__WORK TO DO__.
Every line that includes the word "laiškas" is to be listed.

__THE INPUT__.

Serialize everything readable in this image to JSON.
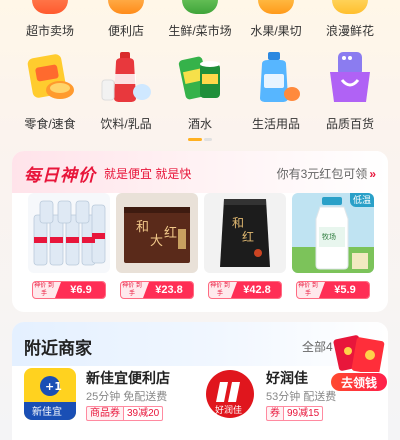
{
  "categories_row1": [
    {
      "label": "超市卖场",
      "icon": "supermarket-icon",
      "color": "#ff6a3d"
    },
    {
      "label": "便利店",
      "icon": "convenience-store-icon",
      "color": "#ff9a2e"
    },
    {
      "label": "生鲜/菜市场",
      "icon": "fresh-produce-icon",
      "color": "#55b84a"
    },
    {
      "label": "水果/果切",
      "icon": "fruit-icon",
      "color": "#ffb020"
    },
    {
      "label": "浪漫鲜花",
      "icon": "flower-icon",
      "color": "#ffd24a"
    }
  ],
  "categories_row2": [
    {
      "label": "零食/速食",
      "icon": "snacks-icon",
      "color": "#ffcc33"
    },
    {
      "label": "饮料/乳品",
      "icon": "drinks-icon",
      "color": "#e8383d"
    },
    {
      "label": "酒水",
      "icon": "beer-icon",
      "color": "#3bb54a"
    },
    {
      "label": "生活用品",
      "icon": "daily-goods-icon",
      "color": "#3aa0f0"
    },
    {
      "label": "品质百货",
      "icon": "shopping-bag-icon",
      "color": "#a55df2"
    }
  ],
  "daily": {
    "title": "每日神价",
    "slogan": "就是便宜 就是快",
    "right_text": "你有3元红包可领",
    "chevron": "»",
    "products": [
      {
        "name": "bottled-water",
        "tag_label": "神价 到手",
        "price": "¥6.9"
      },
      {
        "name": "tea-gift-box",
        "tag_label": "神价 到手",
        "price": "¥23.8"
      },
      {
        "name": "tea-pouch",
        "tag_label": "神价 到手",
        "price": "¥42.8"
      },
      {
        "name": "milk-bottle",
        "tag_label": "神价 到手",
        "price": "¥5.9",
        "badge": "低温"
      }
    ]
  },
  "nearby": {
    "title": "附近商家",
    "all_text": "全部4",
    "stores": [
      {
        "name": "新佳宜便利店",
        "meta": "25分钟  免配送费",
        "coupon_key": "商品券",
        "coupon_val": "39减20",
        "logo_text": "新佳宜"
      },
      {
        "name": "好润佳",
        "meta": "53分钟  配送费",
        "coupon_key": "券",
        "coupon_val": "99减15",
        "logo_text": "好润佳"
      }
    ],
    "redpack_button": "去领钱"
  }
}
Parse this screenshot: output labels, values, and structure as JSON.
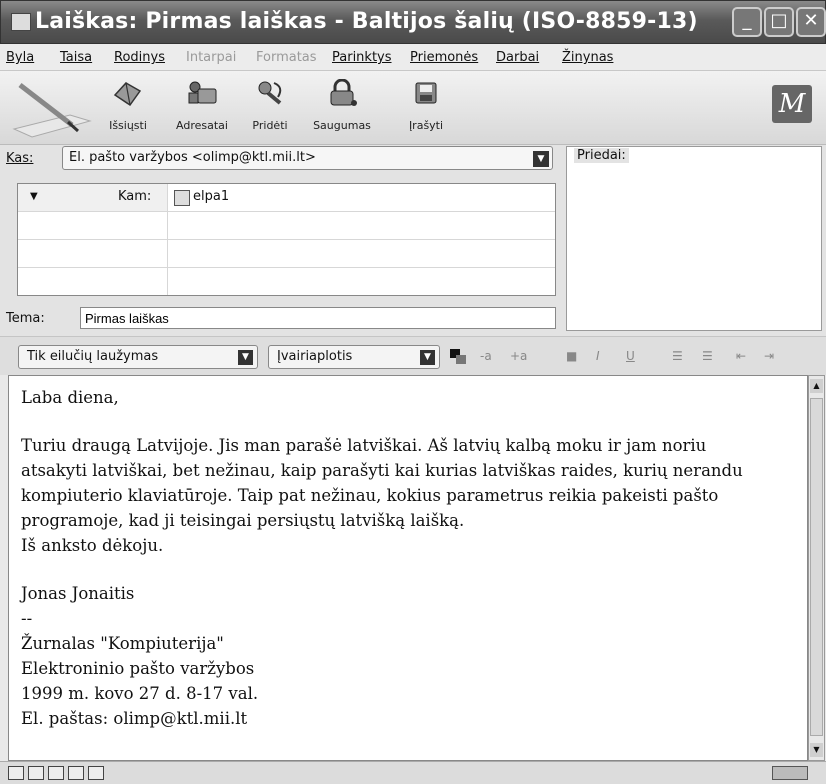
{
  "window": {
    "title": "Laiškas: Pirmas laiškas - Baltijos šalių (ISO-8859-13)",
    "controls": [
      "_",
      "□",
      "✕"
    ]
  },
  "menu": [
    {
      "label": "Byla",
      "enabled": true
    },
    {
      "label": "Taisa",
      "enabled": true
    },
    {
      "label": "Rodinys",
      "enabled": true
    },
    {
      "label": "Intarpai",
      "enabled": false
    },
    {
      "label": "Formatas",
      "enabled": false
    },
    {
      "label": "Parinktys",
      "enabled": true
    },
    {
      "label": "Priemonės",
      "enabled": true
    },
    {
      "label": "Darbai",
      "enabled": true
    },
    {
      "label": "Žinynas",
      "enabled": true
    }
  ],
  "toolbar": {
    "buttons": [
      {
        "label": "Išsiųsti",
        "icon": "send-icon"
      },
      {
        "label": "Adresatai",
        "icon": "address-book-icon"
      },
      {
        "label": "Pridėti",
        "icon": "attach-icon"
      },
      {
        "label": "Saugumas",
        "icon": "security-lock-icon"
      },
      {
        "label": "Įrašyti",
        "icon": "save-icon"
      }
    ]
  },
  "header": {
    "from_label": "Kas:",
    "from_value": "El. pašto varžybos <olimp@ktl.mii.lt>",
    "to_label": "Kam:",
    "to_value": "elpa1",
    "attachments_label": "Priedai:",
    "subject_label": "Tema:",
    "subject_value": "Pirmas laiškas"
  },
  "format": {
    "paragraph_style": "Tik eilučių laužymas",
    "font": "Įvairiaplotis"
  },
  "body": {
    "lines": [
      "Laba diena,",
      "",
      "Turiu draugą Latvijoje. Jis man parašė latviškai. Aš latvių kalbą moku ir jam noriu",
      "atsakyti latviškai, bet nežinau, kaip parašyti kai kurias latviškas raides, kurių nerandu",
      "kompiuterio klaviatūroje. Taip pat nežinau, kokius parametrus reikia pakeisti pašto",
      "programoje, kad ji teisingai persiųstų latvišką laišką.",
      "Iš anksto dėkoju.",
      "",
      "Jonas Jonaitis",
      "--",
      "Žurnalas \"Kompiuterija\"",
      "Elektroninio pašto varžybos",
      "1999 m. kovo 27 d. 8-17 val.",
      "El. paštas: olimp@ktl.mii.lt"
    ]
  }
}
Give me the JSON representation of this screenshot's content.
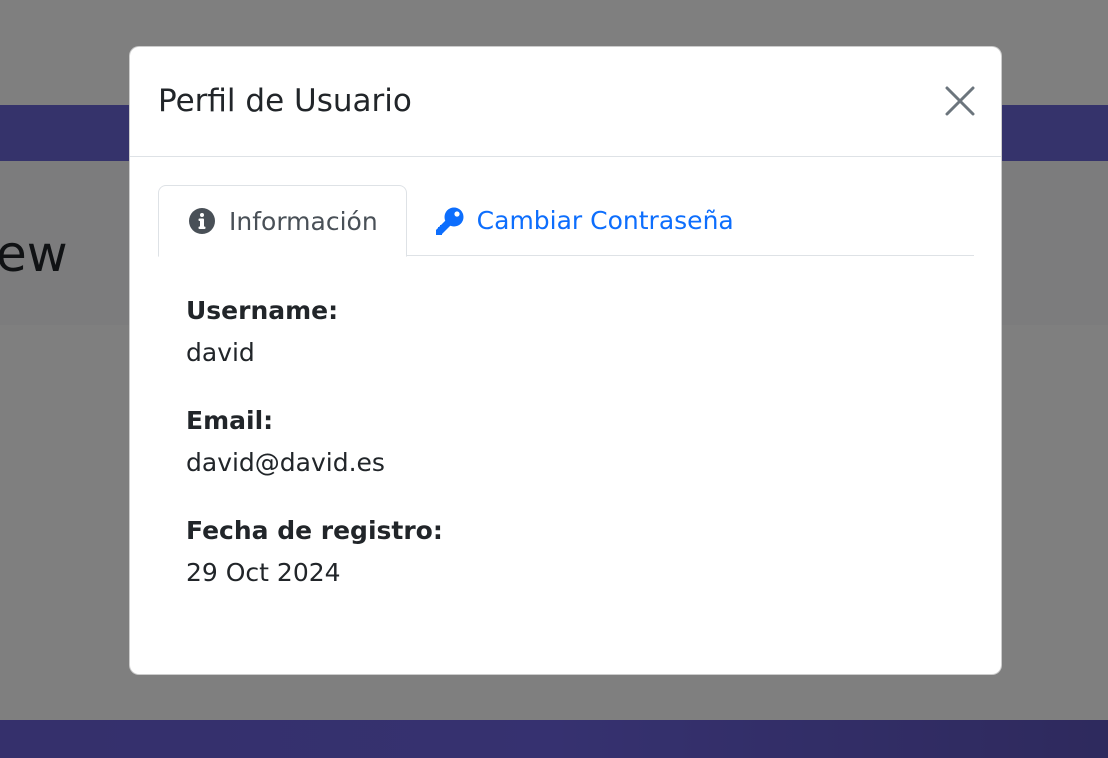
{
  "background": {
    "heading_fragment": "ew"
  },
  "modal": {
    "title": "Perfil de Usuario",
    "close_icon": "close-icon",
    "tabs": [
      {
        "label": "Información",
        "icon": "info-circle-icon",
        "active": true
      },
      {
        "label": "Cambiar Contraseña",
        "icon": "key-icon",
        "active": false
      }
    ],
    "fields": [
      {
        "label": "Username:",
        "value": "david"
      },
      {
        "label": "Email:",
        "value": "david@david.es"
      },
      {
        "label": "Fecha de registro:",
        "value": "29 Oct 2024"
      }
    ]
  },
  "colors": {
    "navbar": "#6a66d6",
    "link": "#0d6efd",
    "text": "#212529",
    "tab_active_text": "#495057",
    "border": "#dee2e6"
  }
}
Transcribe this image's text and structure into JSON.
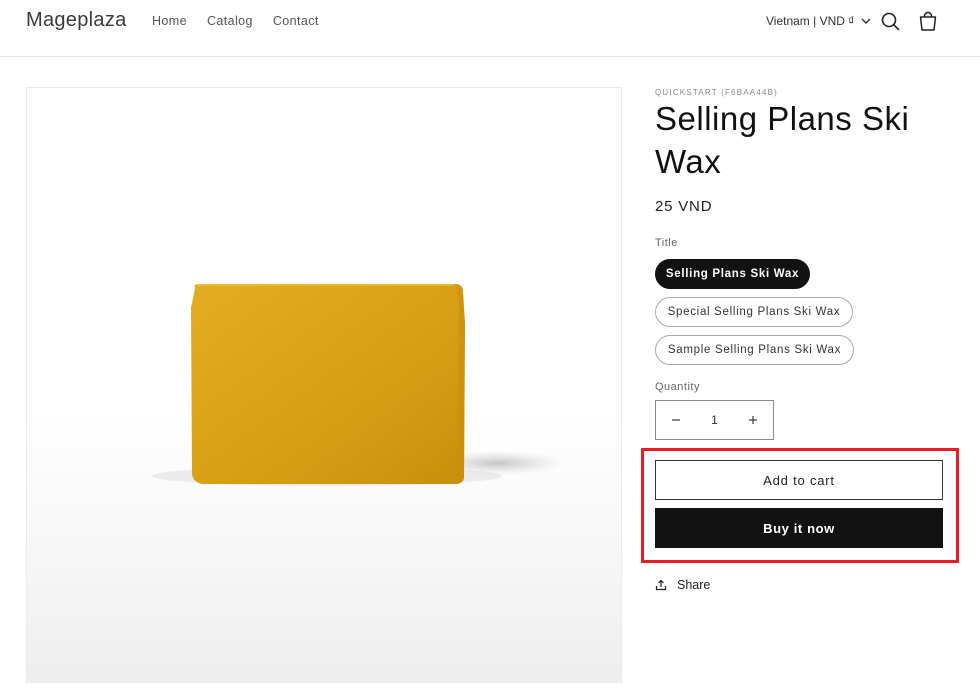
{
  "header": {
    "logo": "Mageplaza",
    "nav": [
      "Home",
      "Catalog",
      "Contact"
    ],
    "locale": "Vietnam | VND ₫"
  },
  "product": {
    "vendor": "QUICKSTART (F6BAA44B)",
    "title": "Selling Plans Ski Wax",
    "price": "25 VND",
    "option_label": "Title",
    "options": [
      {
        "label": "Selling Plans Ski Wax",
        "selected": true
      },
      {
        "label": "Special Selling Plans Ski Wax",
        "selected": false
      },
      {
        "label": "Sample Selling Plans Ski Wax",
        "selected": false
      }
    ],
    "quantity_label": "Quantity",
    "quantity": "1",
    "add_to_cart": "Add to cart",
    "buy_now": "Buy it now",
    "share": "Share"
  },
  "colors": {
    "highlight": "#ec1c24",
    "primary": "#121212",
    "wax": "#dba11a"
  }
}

__OUTPUT OF THE TASK__.
    "title": "Laiškas: Pirmas laiškas - Baltijos šalių (ISO-8859-13)",
    "subject_value": "Pirmas laiškas"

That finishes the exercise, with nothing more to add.